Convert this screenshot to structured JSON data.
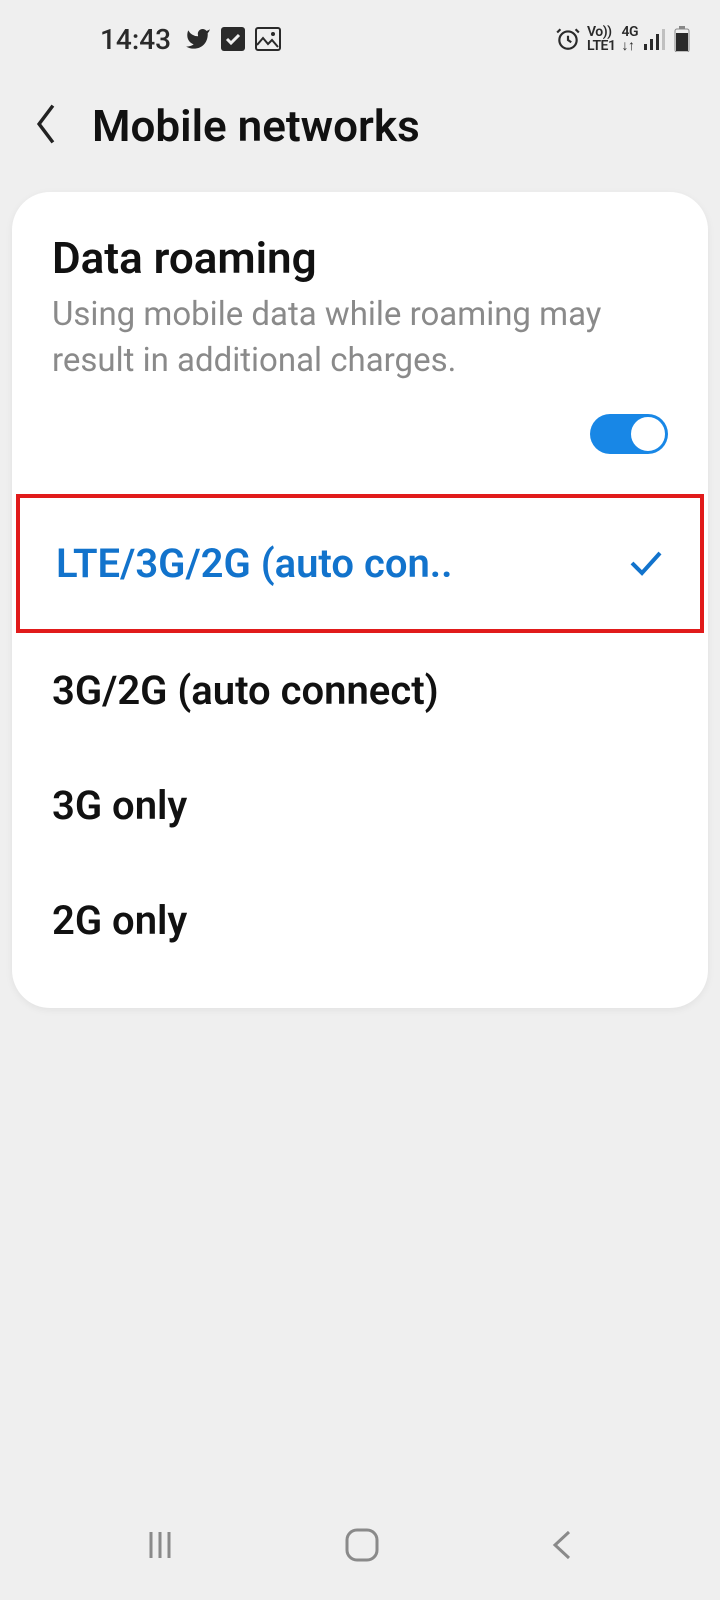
{
  "status": {
    "time": "14:43",
    "volte": "Vo))",
    "lte": "LTE1",
    "net": "4G"
  },
  "header": {
    "title": "Mobile networks"
  },
  "roaming": {
    "title": "Data roaming",
    "desc": "Using mobile data while roaming may result in additional charges.",
    "enabled": true
  },
  "network_modes": {
    "selected_index": 0,
    "options": [
      "LTE/3G/2G (auto con..",
      "3G/2G (auto connect)",
      "3G only",
      "2G only"
    ]
  }
}
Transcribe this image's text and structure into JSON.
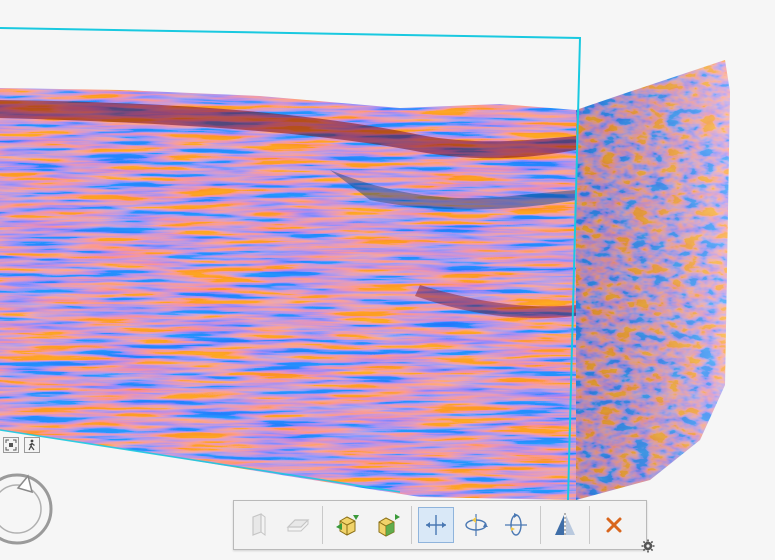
{
  "viewer": {
    "accent_color": "#19c9e0",
    "seismic_colors": {
      "positive": "#8b0a0f",
      "negative": "#0b3d78",
      "neutral": "#f2f2f2"
    }
  },
  "view_controls": {
    "icons": [
      "fit-view-icon",
      "walk-mode-icon"
    ],
    "navigation": "rotate-navigation-ring"
  },
  "toolbar": {
    "groups": [
      {
        "name": "slice-planes",
        "icons": [
          "vertical-plane-icon",
          "horizontal-plane-icon"
        ],
        "enabled": false
      },
      {
        "name": "cube-tools",
        "icons": [
          "cube-move-icon",
          "cube-extrude-icon"
        ],
        "enabled": true
      },
      {
        "name": "section-tools",
        "icons": [
          "move-section-icon",
          "rotate-horizontal-icon",
          "rotate-vertical-icon"
        ],
        "active": "move-section-icon"
      },
      {
        "name": "flip",
        "icons": [
          "flip-section-icon"
        ]
      },
      {
        "name": "close",
        "icons": [
          "close-icon"
        ]
      }
    ],
    "settings_icon": "gear-icon"
  }
}
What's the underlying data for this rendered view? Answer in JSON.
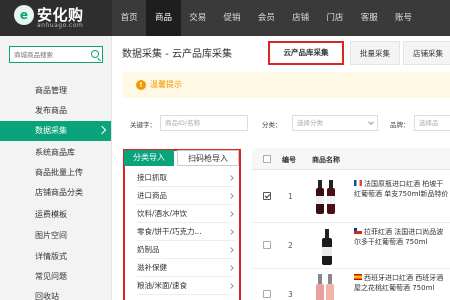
{
  "brand": {
    "logo_mark": "e",
    "name": "安化购",
    "sub": "anhuago.com"
  },
  "nav": [
    "首页",
    "商品",
    "交易",
    "促销",
    "会员",
    "店铺",
    "门店",
    "客服",
    "账号"
  ],
  "sidebar": {
    "search_placeholder": "商城商品搜索",
    "items": [
      {
        "label": "商品管理"
      },
      {
        "label": "发布商品"
      },
      {
        "label": "数据采集"
      },
      {
        "label": "系统商品库"
      },
      {
        "label": "商品批量上传"
      },
      {
        "label": "店铺商品分类"
      },
      {
        "label": "运费模板"
      },
      {
        "label": "图片空间"
      },
      {
        "label": "详情版式"
      },
      {
        "label": "常见问题"
      },
      {
        "label": "回收站"
      }
    ]
  },
  "main": {
    "title": "数据采集 - 云产品库采集",
    "tabs": [
      "云产品库采集",
      "批量采集",
      "店铺采集"
    ],
    "tip": "温馨提示",
    "filters": {
      "keyword_label": "关键字：",
      "keyword_placeholder": "商品ID/名称",
      "category_label": "分类：",
      "category_placeholder": "选择分类",
      "brand_label": "品牌：",
      "brand_placeholder": "选择品"
    },
    "import_tabs": [
      "分类导入",
      "扫码枪导入"
    ],
    "categories": [
      "接口抓取",
      "进口商品",
      "饮料/酒水/冲饮",
      "零食/饼干/巧克力...",
      "奶制品",
      "滋补保健",
      "粮油/米面/速食"
    ],
    "table": {
      "headers": [
        "编号",
        "商品名称"
      ],
      "rows": [
        {
          "index": "1",
          "checked": true,
          "flag": "fr",
          "name": "法国原瓶进口红酒 柏坡干红葡萄酒 单支750ml新品特价"
        },
        {
          "index": "2",
          "checked": false,
          "flag": "cl",
          "name": "拉菲红酒 法国进口尚品波尔多干红葡萄酒 750ml"
        },
        {
          "index": "3",
          "checked": false,
          "flag": "es",
          "name": "西班牙进口红酒 西班牙酒屋之花桃红葡萄酒 750ml"
        }
      ]
    }
  }
}
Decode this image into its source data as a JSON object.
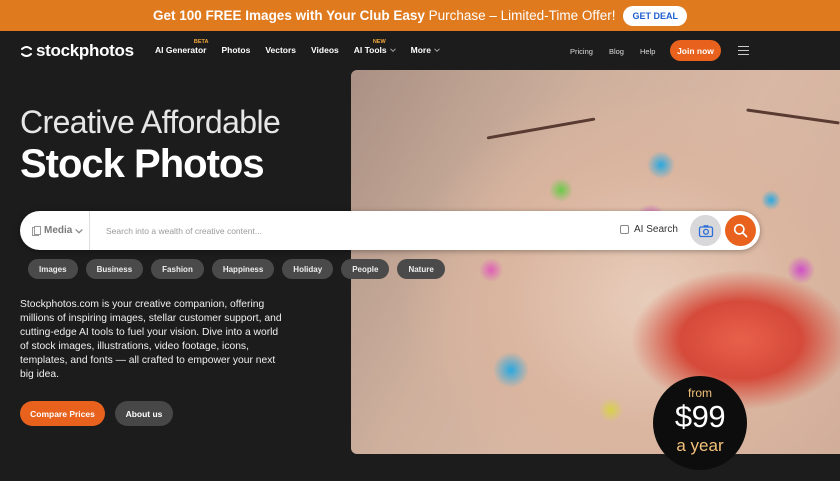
{
  "promo": {
    "text_bold": "Get 100 FREE Images with Your Club Easy",
    "text_thin": "Purchase – Limited-Time Offer!",
    "button": "GET DEAL"
  },
  "nav": {
    "logo": "stockphotos",
    "items": [
      {
        "label": "AI Generator",
        "tag": "BETA"
      },
      {
        "label": "Photos"
      },
      {
        "label": "Vectors"
      },
      {
        "label": "Videos"
      },
      {
        "label": "AI Tools",
        "tag": "NEW"
      },
      {
        "label": "More"
      }
    ],
    "right_links": [
      "Pricing",
      "Blog",
      "Help"
    ],
    "join": "Join now"
  },
  "hero": {
    "headline_light": "Creative Affordable",
    "headline_bold": "Stock Photos",
    "description": "Stockphotos.com is your creative companion, offering millions of inspiring images, stellar customer support, and cutting-edge AI tools to fuel your vision. Dive into a world of stock images, illustrations, video footage, icons, templates, and fonts — all crafted to empower your next big idea.",
    "compare_button": "Compare Prices",
    "about_button": "About us"
  },
  "search": {
    "media_label": "Media",
    "placeholder": "Search into a wealth of creative content...",
    "ai_search": "AI Search"
  },
  "chips": [
    "Images",
    "Business",
    "Fashion",
    "Happiness",
    "Holiday",
    "People",
    "Nature"
  ],
  "price_badge": {
    "from": "from",
    "amount": "$99",
    "per": "a year"
  },
  "colors": {
    "accent": "#e8621e",
    "promo": "#e07a1f",
    "background": "#1c1c1c"
  }
}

WHAT THIS TASK INVOLVES:
What is the number of lines in this material that hold the string "vertical"? Answer with that number only.

TASK RESPONSE:
2